→ Data
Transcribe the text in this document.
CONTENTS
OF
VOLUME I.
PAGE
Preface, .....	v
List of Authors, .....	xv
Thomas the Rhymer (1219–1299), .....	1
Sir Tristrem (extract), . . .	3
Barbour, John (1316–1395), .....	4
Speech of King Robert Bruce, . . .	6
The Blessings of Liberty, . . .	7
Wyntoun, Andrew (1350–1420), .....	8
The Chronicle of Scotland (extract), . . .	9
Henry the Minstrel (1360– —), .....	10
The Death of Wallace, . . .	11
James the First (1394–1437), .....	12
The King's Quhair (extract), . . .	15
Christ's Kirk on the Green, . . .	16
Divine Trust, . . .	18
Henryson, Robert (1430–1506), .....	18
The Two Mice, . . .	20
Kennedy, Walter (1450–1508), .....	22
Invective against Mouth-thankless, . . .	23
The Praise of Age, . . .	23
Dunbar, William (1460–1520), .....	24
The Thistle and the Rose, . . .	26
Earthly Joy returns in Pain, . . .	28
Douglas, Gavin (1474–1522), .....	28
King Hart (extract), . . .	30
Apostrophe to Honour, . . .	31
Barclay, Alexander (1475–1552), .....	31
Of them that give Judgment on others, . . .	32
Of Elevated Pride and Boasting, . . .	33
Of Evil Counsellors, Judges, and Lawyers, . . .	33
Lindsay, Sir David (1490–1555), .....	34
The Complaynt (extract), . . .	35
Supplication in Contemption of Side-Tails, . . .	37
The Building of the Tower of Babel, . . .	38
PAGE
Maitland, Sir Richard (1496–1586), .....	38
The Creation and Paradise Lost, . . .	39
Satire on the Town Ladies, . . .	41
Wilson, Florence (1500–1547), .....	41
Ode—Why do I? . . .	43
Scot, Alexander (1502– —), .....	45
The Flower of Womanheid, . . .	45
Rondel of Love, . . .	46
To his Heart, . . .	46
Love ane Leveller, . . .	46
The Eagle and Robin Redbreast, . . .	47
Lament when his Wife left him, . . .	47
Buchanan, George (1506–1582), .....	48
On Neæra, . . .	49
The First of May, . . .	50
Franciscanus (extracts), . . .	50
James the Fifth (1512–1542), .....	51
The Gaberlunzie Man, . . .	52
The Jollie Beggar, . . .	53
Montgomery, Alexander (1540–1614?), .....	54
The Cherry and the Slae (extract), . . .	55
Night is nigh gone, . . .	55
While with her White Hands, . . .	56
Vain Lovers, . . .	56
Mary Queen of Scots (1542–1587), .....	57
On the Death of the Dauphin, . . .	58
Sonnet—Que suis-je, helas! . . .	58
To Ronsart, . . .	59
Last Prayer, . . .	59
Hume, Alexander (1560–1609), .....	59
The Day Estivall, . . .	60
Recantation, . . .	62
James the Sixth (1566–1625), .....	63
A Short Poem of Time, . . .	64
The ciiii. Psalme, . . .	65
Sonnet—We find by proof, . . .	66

→ Problem description
Write out the whole listing exactly.

→ Solution
Transcribe the text in this document.
CONTENTS
OF
VOLUME I.
PAGE
Preface, .....	v
List of Authors, .....	xv
Thomas the Rhymer (1219–1299), .....	1
Sir Tristrem (extract), . . .	3
Barbour, John (1316–1395), .....	4
Speech of King Robert Bruce, . . .	6
The Blessings of Liberty, . . .	7
Wyntoun, Andrew (1350–1420), .....	8
The Chronicle of Scotland (extract), . . .	9
Henry the Minstrel (1360– —), .....	10
The Death of Wallace, . . .	11
James the First (1394–1437), .....	12
The King's Quhair (extract), . . .	15
Christ's Kirk on the Green, . . .	16
Divine Trust, . . .	18
Henryson, Robert (1430–1506), .....	18
The Two Mice, . . .	20
Kennedy, Walter (1450–1508), .....	22
Invective against Mouth-thankless, . . .	23
The Praise of Age, . . .	23
Dunbar, William (1460–1520), .....	24
The Thistle and the Rose, . . .	26
Earthly Joy returns in Pain, . . .	28
Douglas, Gavin (1474–1522), .....	28
King Hart (extract), . . .	30
Apostrophe to Honour, . . .	31
Barclay, Alexander (1475–1552), .....	31
Of them that give Judgment on others, . . .	32
Of Elevated Pride and Boasting, . . .	33
Of Evil Counsellors, Judges, and Lawyers, . . .	33
Lindsay, Sir David (1490–1555), .....	34
The Complaynt (extract), . . .	35
Supplication in Contemption of Side-Tails, . . .	37
The Building of the Tower of Babel, . . .	38
PAGE
Maitland, Sir Richard (1496–1586), .....	38
The Creation and Paradise Lost, . . .	39
Satire on the Town Ladies, . . .	41
Wilson, Florence (1500–1547), .....	41
Ode—Why do I? . . .	43
Scot, Alexander (1502– —), .....	45
The Flower of Womanheid, . . .	45
Rondel of Love, . . .	46
To his Heart, . . .	46
Love ane Leveller, . . .	46
The Eagle and Robin Redbreast, . . .	47
Lament when his Wife left him, . . .	47
Buchanan, George (1506–1582), .....	48
On Neæra, . . .	49
The First of May, . . .	50
Franciscanus (extracts), . . .	50
James the Fifth (1512–1542), .....	51
The Gaberlunzie Man, . . .	52
The Jollie Beggar, . . .	53
Montgomery, Alexander (1540–1614?), .....	54
The Cherry and the Slae (extract), . . .	55
Night is nigh gone, . . .	55
While with her White Hands, . . .	56
Vain Lovers, . . .	56
Mary Queen of Scots (1542–1587), .....	57
On the Death of the Dauphin, . . .	58
Sonnet—Que suis-je, helas! . . .	58
To Ronsart, . . .	59
Last Prayer, . . .	59
Hume, Alexander (1560–1609), .....	59
The Day Estivall, . . .	60
Recantation, . . .	62
James the Sixth (1566–1625), .....	63
A Short Poem of Time, . . .	64
The ciiii. Psalme, . . .	65
Sonnet—We find by proof, . . .	66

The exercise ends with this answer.